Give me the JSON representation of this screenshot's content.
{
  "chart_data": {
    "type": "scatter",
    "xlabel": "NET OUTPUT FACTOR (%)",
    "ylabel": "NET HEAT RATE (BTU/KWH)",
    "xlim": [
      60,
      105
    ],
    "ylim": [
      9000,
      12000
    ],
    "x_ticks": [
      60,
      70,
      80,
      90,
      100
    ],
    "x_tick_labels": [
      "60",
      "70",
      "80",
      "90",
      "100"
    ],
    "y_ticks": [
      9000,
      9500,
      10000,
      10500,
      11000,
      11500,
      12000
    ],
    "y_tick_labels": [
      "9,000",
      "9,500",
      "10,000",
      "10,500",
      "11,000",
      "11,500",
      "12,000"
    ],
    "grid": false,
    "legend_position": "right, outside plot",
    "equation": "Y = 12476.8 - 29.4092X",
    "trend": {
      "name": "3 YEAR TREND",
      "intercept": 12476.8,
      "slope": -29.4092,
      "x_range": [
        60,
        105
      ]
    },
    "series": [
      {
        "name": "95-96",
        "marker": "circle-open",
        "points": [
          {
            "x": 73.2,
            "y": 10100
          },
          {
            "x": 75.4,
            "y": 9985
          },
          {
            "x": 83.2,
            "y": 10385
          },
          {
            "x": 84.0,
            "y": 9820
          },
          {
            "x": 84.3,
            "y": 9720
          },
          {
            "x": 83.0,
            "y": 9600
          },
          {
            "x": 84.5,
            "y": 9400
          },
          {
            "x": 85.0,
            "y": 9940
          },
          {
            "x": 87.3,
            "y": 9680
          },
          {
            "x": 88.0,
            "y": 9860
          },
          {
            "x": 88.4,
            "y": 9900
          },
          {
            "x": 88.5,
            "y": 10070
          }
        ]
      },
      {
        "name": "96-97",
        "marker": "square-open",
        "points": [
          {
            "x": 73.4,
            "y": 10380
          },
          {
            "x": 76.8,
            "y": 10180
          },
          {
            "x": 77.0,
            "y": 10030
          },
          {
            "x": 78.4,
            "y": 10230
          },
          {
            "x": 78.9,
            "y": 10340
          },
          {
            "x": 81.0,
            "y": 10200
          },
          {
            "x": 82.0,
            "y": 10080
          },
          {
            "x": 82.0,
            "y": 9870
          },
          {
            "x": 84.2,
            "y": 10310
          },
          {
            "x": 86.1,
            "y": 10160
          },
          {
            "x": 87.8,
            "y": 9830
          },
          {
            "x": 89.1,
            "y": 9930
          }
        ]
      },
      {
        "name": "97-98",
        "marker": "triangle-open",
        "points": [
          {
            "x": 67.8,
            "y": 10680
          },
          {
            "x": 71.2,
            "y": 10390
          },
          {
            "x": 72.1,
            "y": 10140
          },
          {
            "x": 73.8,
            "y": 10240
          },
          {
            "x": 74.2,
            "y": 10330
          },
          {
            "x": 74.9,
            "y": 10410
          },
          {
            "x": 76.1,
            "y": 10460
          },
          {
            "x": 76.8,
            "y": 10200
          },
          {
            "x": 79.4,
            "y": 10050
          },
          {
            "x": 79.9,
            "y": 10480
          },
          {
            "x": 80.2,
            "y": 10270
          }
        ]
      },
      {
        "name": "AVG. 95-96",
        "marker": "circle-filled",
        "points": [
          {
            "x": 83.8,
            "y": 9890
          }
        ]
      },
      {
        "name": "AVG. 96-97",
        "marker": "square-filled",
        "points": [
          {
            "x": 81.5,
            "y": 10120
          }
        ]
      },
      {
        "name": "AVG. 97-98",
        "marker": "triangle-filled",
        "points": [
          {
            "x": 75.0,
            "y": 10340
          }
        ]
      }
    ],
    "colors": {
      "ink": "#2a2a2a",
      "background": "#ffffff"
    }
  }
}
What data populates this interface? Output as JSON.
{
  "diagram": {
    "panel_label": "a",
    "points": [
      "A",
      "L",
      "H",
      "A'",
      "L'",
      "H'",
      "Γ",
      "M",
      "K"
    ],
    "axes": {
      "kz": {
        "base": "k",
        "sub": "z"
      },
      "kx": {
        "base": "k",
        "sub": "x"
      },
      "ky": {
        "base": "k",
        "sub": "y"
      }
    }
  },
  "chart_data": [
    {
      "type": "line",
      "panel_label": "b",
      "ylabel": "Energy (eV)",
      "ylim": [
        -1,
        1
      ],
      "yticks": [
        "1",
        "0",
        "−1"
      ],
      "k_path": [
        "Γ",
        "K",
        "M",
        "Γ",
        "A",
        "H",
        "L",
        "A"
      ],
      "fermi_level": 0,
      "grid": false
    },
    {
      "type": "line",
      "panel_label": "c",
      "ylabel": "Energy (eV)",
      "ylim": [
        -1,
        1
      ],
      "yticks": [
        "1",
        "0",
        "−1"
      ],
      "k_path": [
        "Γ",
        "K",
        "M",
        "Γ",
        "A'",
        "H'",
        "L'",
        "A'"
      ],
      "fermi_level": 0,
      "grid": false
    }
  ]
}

::::

Task prompt:
Reproduce the entries above in full, verbatim.

Completed task:
Give me the JSON representation of this screenshot's content.
{
  "chart_data": {
    "type": "scatter",
    "xlabel": "NET OUTPUT FACTOR (%)",
    "ylabel": "NET HEAT RATE (BTU/KWH)",
    "xlim": [
      60,
      105
    ],
    "ylim": [
      9000,
      12000
    ],
    "x_ticks": [
      60,
      70,
      80,
      90,
      100
    ],
    "x_tick_labels": [
      "60",
      "70",
      "80",
      "90",
      "100"
    ],
    "y_ticks": [
      9000,
      9500,
      10000,
      10500,
      11000,
      11500,
      12000
    ],
    "y_tick_labels": [
      "9,000",
      "9,500",
      "10,000",
      "10,500",
      "11,000",
      "11,500",
      "12,000"
    ],
    "grid": false,
    "legend_position": "right, outside plot",
    "equation": "Y = 12476.8 - 29.4092X",
    "trend": {
      "name": "3 YEAR TREND",
      "intercept": 12476.8,
      "slope": -29.4092,
      "x_range": [
        60,
        105
      ]
    },
    "series": [
      {
        "name": "95-96",
        "marker": "circle-open",
        "points": [
          {
            "x": 73.2,
            "y": 10100
          },
          {
            "x": 75.4,
            "y": 9985
          },
          {
            "x": 83.2,
            "y": 10385
          },
          {
            "x": 84.0,
            "y": 9820
          },
          {
            "x": 84.3,
            "y": 9720
          },
          {
            "x": 83.0,
            "y": 9600
          },
          {
            "x": 84.5,
            "y": 9400
          },
          {
            "x": 85.0,
            "y": 9940
          },
          {
            "x": 87.3,
            "y": 9680
          },
          {
            "x": 88.0,
            "y": 9860
          },
          {
            "x": 88.4,
            "y": 9900
          },
          {
            "x": 88.5,
            "y": 10070
          }
        ]
      },
      {
        "name": "96-97",
        "marker": "square-open",
        "points": [
          {
            "x": 73.4,
            "y": 10380
          },
          {
            "x": 76.8,
            "y": 10180
          },
          {
            "x": 77.0,
            "y": 10030
          },
          {
            "x": 78.4,
            "y": 10230
          },
          {
            "x": 78.9,
            "y": 10340
          },
          {
            "x": 81.0,
            "y": 10200
          },
          {
            "x": 82.0,
            "y": 10080
          },
          {
            "x": 82.0,
            "y": 9870
          },
          {
            "x": 84.2,
            "y": 10310
          },
          {
            "x": 86.1,
            "y": 10160
          },
          {
            "x": 87.8,
            "y": 9830
          },
          {
            "x": 89.1,
            "y": 9930
          }
        ]
      },
      {
        "name": "97-98",
        "marker": "triangle-open",
        "points": [
          {
            "x": 67.8,
            "y": 10680
          },
          {
            "x": 71.2,
            "y": 10390
          },
          {
            "x": 72.1,
            "y": 10140
          },
          {
            "x": 73.8,
            "y": 10240
          },
          {
            "x": 74.2,
            "y": 10330
          },
          {
            "x": 74.9,
            "y": 10410
          },
          {
            "x": 76.1,
            "y": 10460
          },
          {
            "x": 76.8,
            "y": 10200
          },
          {
            "x": 79.4,
            "y": 10050
          },
          {
            "x": 79.9,
            "y": 10480
          },
          {
            "x": 80.2,
            "y": 10270
          }
        ]
      },
      {
        "name": "AVG. 95-96",
        "marker": "circle-filled",
        "points": [
          {
            "x": 83.8,
            "y": 9890
          }
        ]
      },
      {
        "name": "AVG. 96-97",
        "marker": "square-filled",
        "points": [
          {
            "x": 81.5,
            "y": 10120
          }
        ]
      },
      {
        "name": "AVG. 97-98",
        "marker": "triangle-filled",
        "points": [
          {
            "x": 75.0,
            "y": 10340
          }
        ]
      }
    ],
    "colors": {
      "ink": "#2a2a2a",
      "background": "#ffffff"
    }
  }
}
What data populates this interface? Output as JSON.
{
  "diagram": {
    "panel_label": "a",
    "points": [
      "A",
      "L",
      "H",
      "A'",
      "L'",
      "H'",
      "Γ",
      "M",
      "K"
    ],
    "axes": {
      "kz": {
        "base": "k",
        "sub": "z"
      },
      "kx": {
        "base": "k",
        "sub": "x"
      },
      "ky": {
        "base": "k",
        "sub": "y"
      }
    }
  },
  "chart_data": [
    {
      "type": "line",
      "panel_label": "b",
      "ylabel": "Energy (eV)",
      "ylim": [
        -1,
        1
      ],
      "yticks": [
        "1",
        "0",
        "−1"
      ],
      "k_path": [
        "Γ",
        "K",
        "M",
        "Γ",
        "A",
        "H",
        "L",
        "A"
      ],
      "fermi_level": 0,
      "grid": false
    },
    {
      "type": "line",
      "panel_label": "c",
      "ylabel": "Energy (eV)",
      "ylim": [
        -1,
        1
      ],
      "yticks": [
        "1",
        "0",
        "−1"
      ],
      "k_path": [
        "Γ",
        "K",
        "M",
        "Γ",
        "A'",
        "H'",
        "L'",
        "A'"
      ],
      "fermi_level": 0,
      "grid": false
    }
  ]
}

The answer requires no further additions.